Problem to solve – In the entries below, find the lines with the word "phòng" and copy them.

Data excerpts
++++++++
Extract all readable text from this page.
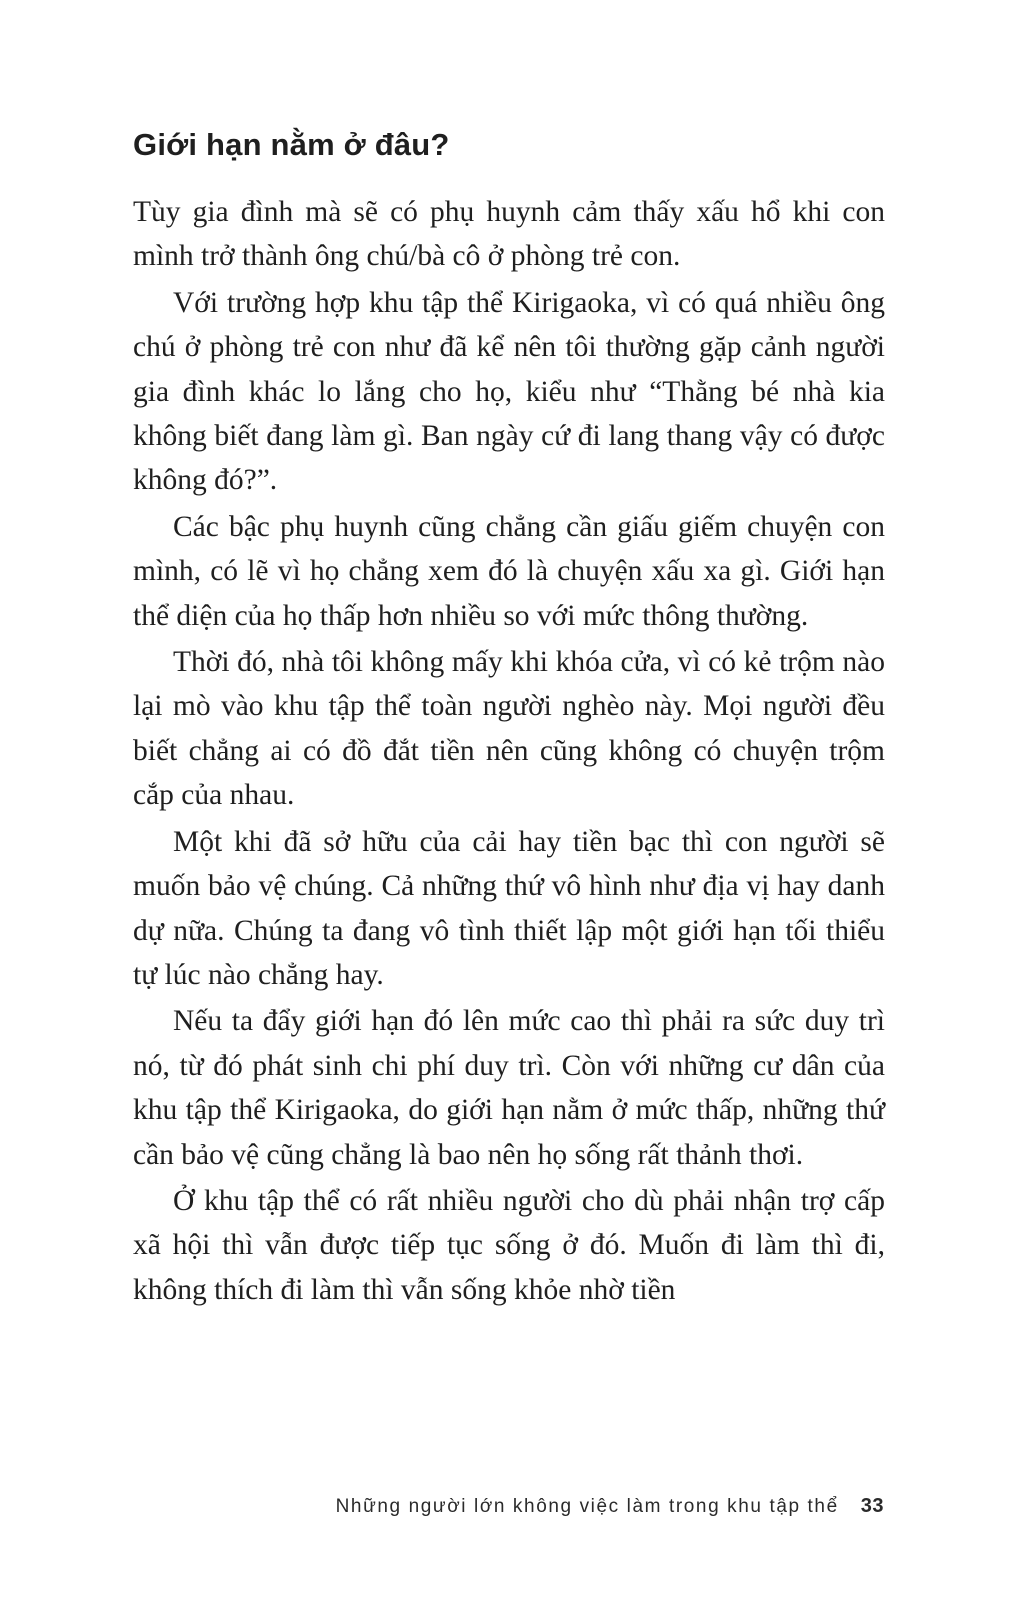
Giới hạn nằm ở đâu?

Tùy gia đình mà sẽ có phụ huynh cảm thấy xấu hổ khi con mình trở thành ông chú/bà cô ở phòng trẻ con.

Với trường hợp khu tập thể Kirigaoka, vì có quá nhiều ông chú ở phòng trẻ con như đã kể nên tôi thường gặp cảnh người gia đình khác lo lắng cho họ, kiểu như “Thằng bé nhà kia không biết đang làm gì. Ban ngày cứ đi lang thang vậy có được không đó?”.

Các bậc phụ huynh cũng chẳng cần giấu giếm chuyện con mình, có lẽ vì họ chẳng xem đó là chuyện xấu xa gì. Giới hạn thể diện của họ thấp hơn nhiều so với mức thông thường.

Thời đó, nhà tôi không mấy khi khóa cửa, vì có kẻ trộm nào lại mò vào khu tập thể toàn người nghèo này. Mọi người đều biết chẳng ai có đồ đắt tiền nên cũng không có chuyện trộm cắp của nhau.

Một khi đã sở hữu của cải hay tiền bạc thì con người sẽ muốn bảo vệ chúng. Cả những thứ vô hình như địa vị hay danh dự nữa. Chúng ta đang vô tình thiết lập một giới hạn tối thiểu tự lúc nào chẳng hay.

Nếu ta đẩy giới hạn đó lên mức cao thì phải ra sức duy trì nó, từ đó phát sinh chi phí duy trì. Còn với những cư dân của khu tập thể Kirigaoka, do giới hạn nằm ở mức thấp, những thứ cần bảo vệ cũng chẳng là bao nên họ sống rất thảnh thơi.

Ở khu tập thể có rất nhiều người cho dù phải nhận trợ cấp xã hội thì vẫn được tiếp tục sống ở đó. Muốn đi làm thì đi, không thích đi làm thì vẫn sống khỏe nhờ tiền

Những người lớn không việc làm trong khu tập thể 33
++++++++
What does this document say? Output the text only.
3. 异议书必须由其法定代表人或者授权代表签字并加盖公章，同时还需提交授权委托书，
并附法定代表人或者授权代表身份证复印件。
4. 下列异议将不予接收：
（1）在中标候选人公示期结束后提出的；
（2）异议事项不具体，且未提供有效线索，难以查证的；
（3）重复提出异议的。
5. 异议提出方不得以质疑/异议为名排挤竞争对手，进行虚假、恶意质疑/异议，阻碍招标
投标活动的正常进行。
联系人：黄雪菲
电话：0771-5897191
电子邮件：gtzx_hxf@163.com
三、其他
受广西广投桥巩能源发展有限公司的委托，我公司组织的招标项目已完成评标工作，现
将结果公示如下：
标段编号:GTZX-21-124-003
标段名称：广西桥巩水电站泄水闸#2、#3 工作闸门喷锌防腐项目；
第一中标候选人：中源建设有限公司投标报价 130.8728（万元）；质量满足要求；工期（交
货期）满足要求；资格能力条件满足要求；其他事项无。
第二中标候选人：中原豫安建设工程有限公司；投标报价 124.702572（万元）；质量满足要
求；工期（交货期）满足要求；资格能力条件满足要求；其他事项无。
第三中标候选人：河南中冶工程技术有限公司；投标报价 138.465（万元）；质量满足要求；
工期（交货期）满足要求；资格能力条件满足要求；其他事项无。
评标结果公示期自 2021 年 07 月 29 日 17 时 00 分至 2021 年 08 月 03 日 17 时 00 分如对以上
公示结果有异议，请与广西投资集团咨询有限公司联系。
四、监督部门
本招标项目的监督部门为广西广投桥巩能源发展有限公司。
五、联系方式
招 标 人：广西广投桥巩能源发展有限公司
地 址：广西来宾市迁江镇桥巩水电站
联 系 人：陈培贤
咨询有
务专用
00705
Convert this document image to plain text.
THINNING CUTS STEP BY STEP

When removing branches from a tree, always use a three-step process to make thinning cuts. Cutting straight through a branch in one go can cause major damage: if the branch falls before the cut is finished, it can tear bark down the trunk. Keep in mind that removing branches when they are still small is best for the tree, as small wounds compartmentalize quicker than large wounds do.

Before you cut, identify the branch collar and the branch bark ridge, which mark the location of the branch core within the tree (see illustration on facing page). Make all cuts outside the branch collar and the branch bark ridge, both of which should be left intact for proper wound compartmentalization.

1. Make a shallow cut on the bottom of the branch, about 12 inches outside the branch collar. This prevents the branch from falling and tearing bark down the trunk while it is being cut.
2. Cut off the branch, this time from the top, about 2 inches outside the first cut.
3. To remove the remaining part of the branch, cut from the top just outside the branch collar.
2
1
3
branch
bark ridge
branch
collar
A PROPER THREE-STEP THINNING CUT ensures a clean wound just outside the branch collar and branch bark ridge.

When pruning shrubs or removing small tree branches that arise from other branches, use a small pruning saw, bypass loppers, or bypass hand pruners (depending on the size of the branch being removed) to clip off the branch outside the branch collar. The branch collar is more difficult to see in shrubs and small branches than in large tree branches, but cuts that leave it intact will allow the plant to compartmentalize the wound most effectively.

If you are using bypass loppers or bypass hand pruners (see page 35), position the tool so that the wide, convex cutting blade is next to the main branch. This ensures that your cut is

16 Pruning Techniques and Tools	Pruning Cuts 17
++++++++
Written solution –
Tùy gia đình mà sẽ có phụ huynh cảm thấy xấu hổ khi con mình trở thành ông chú/bà cô ở phòng trẻ con.
Với trường hợp khu tập thể Kirigaoka, vì có quá nhiều ông chú ở phòng trẻ con như đã kể nên tôi thường gặp cảnh người gia đình khác lo lắng cho họ, kiểu như “Thằng bé nhà kia không biết đang làm gì. Ban ngày cứ đi lang thang vậy có được không đó?”.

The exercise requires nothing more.